[Source data]
═══
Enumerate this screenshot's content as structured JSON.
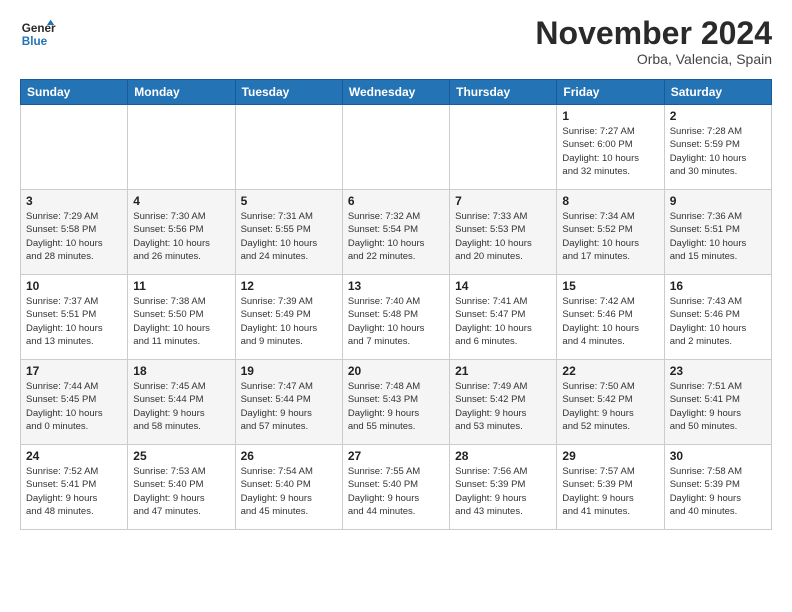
{
  "header": {
    "logo_line1": "General",
    "logo_line2": "Blue",
    "month": "November 2024",
    "location": "Orba, Valencia, Spain"
  },
  "weekdays": [
    "Sunday",
    "Monday",
    "Tuesday",
    "Wednesday",
    "Thursday",
    "Friday",
    "Saturday"
  ],
  "weeks": [
    [
      {
        "day": "",
        "info": ""
      },
      {
        "day": "",
        "info": ""
      },
      {
        "day": "",
        "info": ""
      },
      {
        "day": "",
        "info": ""
      },
      {
        "day": "",
        "info": ""
      },
      {
        "day": "1",
        "info": "Sunrise: 7:27 AM\nSunset: 6:00 PM\nDaylight: 10 hours\nand 32 minutes."
      },
      {
        "day": "2",
        "info": "Sunrise: 7:28 AM\nSunset: 5:59 PM\nDaylight: 10 hours\nand 30 minutes."
      }
    ],
    [
      {
        "day": "3",
        "info": "Sunrise: 7:29 AM\nSunset: 5:58 PM\nDaylight: 10 hours\nand 28 minutes."
      },
      {
        "day": "4",
        "info": "Sunrise: 7:30 AM\nSunset: 5:56 PM\nDaylight: 10 hours\nand 26 minutes."
      },
      {
        "day": "5",
        "info": "Sunrise: 7:31 AM\nSunset: 5:55 PM\nDaylight: 10 hours\nand 24 minutes."
      },
      {
        "day": "6",
        "info": "Sunrise: 7:32 AM\nSunset: 5:54 PM\nDaylight: 10 hours\nand 22 minutes."
      },
      {
        "day": "7",
        "info": "Sunrise: 7:33 AM\nSunset: 5:53 PM\nDaylight: 10 hours\nand 20 minutes."
      },
      {
        "day": "8",
        "info": "Sunrise: 7:34 AM\nSunset: 5:52 PM\nDaylight: 10 hours\nand 17 minutes."
      },
      {
        "day": "9",
        "info": "Sunrise: 7:36 AM\nSunset: 5:51 PM\nDaylight: 10 hours\nand 15 minutes."
      }
    ],
    [
      {
        "day": "10",
        "info": "Sunrise: 7:37 AM\nSunset: 5:51 PM\nDaylight: 10 hours\nand 13 minutes."
      },
      {
        "day": "11",
        "info": "Sunrise: 7:38 AM\nSunset: 5:50 PM\nDaylight: 10 hours\nand 11 minutes."
      },
      {
        "day": "12",
        "info": "Sunrise: 7:39 AM\nSunset: 5:49 PM\nDaylight: 10 hours\nand 9 minutes."
      },
      {
        "day": "13",
        "info": "Sunrise: 7:40 AM\nSunset: 5:48 PM\nDaylight: 10 hours\nand 7 minutes."
      },
      {
        "day": "14",
        "info": "Sunrise: 7:41 AM\nSunset: 5:47 PM\nDaylight: 10 hours\nand 6 minutes."
      },
      {
        "day": "15",
        "info": "Sunrise: 7:42 AM\nSunset: 5:46 PM\nDaylight: 10 hours\nand 4 minutes."
      },
      {
        "day": "16",
        "info": "Sunrise: 7:43 AM\nSunset: 5:46 PM\nDaylight: 10 hours\nand 2 minutes."
      }
    ],
    [
      {
        "day": "17",
        "info": "Sunrise: 7:44 AM\nSunset: 5:45 PM\nDaylight: 10 hours\nand 0 minutes."
      },
      {
        "day": "18",
        "info": "Sunrise: 7:45 AM\nSunset: 5:44 PM\nDaylight: 9 hours\nand 58 minutes."
      },
      {
        "day": "19",
        "info": "Sunrise: 7:47 AM\nSunset: 5:44 PM\nDaylight: 9 hours\nand 57 minutes."
      },
      {
        "day": "20",
        "info": "Sunrise: 7:48 AM\nSunset: 5:43 PM\nDaylight: 9 hours\nand 55 minutes."
      },
      {
        "day": "21",
        "info": "Sunrise: 7:49 AM\nSunset: 5:42 PM\nDaylight: 9 hours\nand 53 minutes."
      },
      {
        "day": "22",
        "info": "Sunrise: 7:50 AM\nSunset: 5:42 PM\nDaylight: 9 hours\nand 52 minutes."
      },
      {
        "day": "23",
        "info": "Sunrise: 7:51 AM\nSunset: 5:41 PM\nDaylight: 9 hours\nand 50 minutes."
      }
    ],
    [
      {
        "day": "24",
        "info": "Sunrise: 7:52 AM\nSunset: 5:41 PM\nDaylight: 9 hours\nand 48 minutes."
      },
      {
        "day": "25",
        "info": "Sunrise: 7:53 AM\nSunset: 5:40 PM\nDaylight: 9 hours\nand 47 minutes."
      },
      {
        "day": "26",
        "info": "Sunrise: 7:54 AM\nSunset: 5:40 PM\nDaylight: 9 hours\nand 45 minutes."
      },
      {
        "day": "27",
        "info": "Sunrise: 7:55 AM\nSunset: 5:40 PM\nDaylight: 9 hours\nand 44 minutes."
      },
      {
        "day": "28",
        "info": "Sunrise: 7:56 AM\nSunset: 5:39 PM\nDaylight: 9 hours\nand 43 minutes."
      },
      {
        "day": "29",
        "info": "Sunrise: 7:57 AM\nSunset: 5:39 PM\nDaylight: 9 hours\nand 41 minutes."
      },
      {
        "day": "30",
        "info": "Sunrise: 7:58 AM\nSunset: 5:39 PM\nDaylight: 9 hours\nand 40 minutes."
      }
    ]
  ]
}
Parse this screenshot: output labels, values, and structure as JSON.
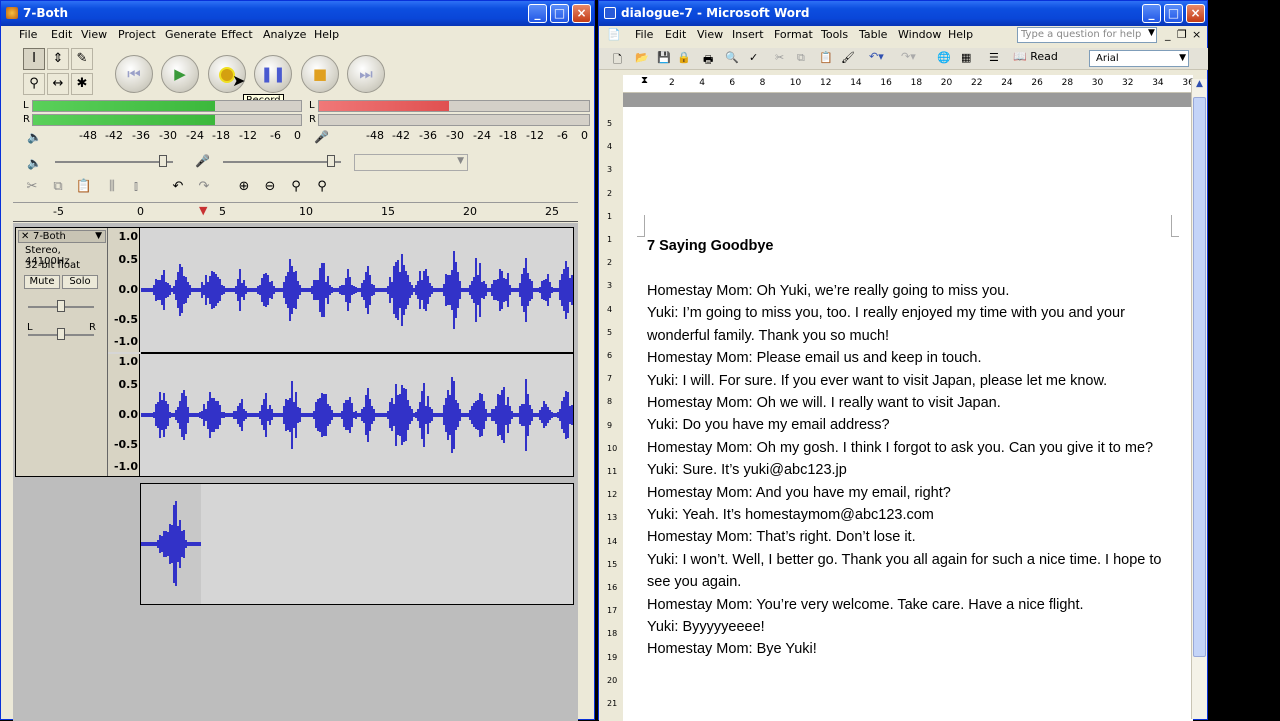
═══
Write out again every line above exactly as given; the pictures do not belong in the copy.

■ Exercise output ■
Enumerate this screenshot's content as structured JSON.
{
  "header": {
    "logo_line1": "General",
    "logo_line2": "Blue",
    "month": "November 2024",
    "location": "Orba, Valencia, Spain"
  },
  "weekdays": [
    "Sunday",
    "Monday",
    "Tuesday",
    "Wednesday",
    "Thursday",
    "Friday",
    "Saturday"
  ],
  "weeks": [
    [
      {
        "day": "",
        "info": ""
      },
      {
        "day": "",
        "info": ""
      },
      {
        "day": "",
        "info": ""
      },
      {
        "day": "",
        "info": ""
      },
      {
        "day": "",
        "info": ""
      },
      {
        "day": "1",
        "info": "Sunrise: 7:27 AM\nSunset: 6:00 PM\nDaylight: 10 hours\nand 32 minutes."
      },
      {
        "day": "2",
        "info": "Sunrise: 7:28 AM\nSunset: 5:59 PM\nDaylight: 10 hours\nand 30 minutes."
      }
    ],
    [
      {
        "day": "3",
        "info": "Sunrise: 7:29 AM\nSunset: 5:58 PM\nDaylight: 10 hours\nand 28 minutes."
      },
      {
        "day": "4",
        "info": "Sunrise: 7:30 AM\nSunset: 5:56 PM\nDaylight: 10 hours\nand 26 minutes."
      },
      {
        "day": "5",
        "info": "Sunrise: 7:31 AM\nSunset: 5:55 PM\nDaylight: 10 hours\nand 24 minutes."
      },
      {
        "day": "6",
        "info": "Sunrise: 7:32 AM\nSunset: 5:54 PM\nDaylight: 10 hours\nand 22 minutes."
      },
      {
        "day": "7",
        "info": "Sunrise: 7:33 AM\nSunset: 5:53 PM\nDaylight: 10 hours\nand 20 minutes."
      },
      {
        "day": "8",
        "info": "Sunrise: 7:34 AM\nSunset: 5:52 PM\nDaylight: 10 hours\nand 17 minutes."
      },
      {
        "day": "9",
        "info": "Sunrise: 7:36 AM\nSunset: 5:51 PM\nDaylight: 10 hours\nand 15 minutes."
      }
    ],
    [
      {
        "day": "10",
        "info": "Sunrise: 7:37 AM\nSunset: 5:51 PM\nDaylight: 10 hours\nand 13 minutes."
      },
      {
        "day": "11",
        "info": "Sunrise: 7:38 AM\nSunset: 5:50 PM\nDaylight: 10 hours\nand 11 minutes."
      },
      {
        "day": "12",
        "info": "Sunrise: 7:39 AM\nSunset: 5:49 PM\nDaylight: 10 hours\nand 9 minutes."
      },
      {
        "day": "13",
        "info": "Sunrise: 7:40 AM\nSunset: 5:48 PM\nDaylight: 10 hours\nand 7 minutes."
      },
      {
        "day": "14",
        "info": "Sunrise: 7:41 AM\nSunset: 5:47 PM\nDaylight: 10 hours\nand 6 minutes."
      },
      {
        "day": "15",
        "info": "Sunrise: 7:42 AM\nSunset: 5:46 PM\nDaylight: 10 hours\nand 4 minutes."
      },
      {
        "day": "16",
        "info": "Sunrise: 7:43 AM\nSunset: 5:46 PM\nDaylight: 10 hours\nand 2 minutes."
      }
    ],
    [
      {
        "day": "17",
        "info": "Sunrise: 7:44 AM\nSunset: 5:45 PM\nDaylight: 10 hours\nand 0 minutes."
      },
      {
        "day": "18",
        "info": "Sunrise: 7:45 AM\nSunset: 5:44 PM\nDaylight: 9 hours\nand 58 minutes."
      },
      {
        "day": "19",
        "info": "Sunrise: 7:47 AM\nSunset: 5:44 PM\nDaylight: 9 hours\nand 57 minutes."
      },
      {
        "day": "20",
        "info": "Sunrise: 7:48 AM\nSunset: 5:43 PM\nDaylight: 9 hours\nand 55 minutes."
      },
      {
        "day": "21",
        "info": "Sunrise: 7:49 AM\nSunset: 5:42 PM\nDaylight: 9 hours\nand 53 minutes."
      },
      {
        "day": "22",
        "info": "Sunrise: 7:50 AM\nSunset: 5:42 PM\nDaylight: 9 hours\nand 52 minutes."
      },
      {
        "day": "23",
        "info": "Sunrise: 7:51 AM\nSunset: 5:41 PM\nDaylight: 9 hours\nand 50 minutes."
      }
    ],
    [
      {
        "day": "24",
        "info": "Sunrise: 7:52 AM\nSunset: 5:41 PM\nDaylight: 9 hours\nand 48 minutes."
      },
      {
        "day": "25",
        "info": "Sunrise: 7:53 AM\nSunset: 5:40 PM\nDaylight: 9 hours\nand 47 minutes."
      },
      {
        "day": "26",
        "info": "Sunrise: 7:54 AM\nSunset: 5:40 PM\nDaylight: 9 hours\nand 45 minutes."
      },
      {
        "day": "27",
        "info": "Sunrise: 7:55 AM\nSunset: 5:40 PM\nDaylight: 9 hours\nand 44 minutes."
      },
      {
        "day": "28",
        "info": "Sunrise: 7:56 AM\nSunset: 5:39 PM\nDaylight: 9 hours\nand 43 minutes."
      },
      {
        "day": "29",
        "info": "Sunrise: 7:57 AM\nSunset: 5:39 PM\nDaylight: 9 hours\nand 41 minutes."
      },
      {
        "day": "30",
        "info": "Sunrise: 7:58 AM\nSunset: 5:39 PM\nDaylight: 9 hours\nand 40 minutes."
      }
    ]
  ]
}
Parse this screenshot: output labels, values, and structure as JSON.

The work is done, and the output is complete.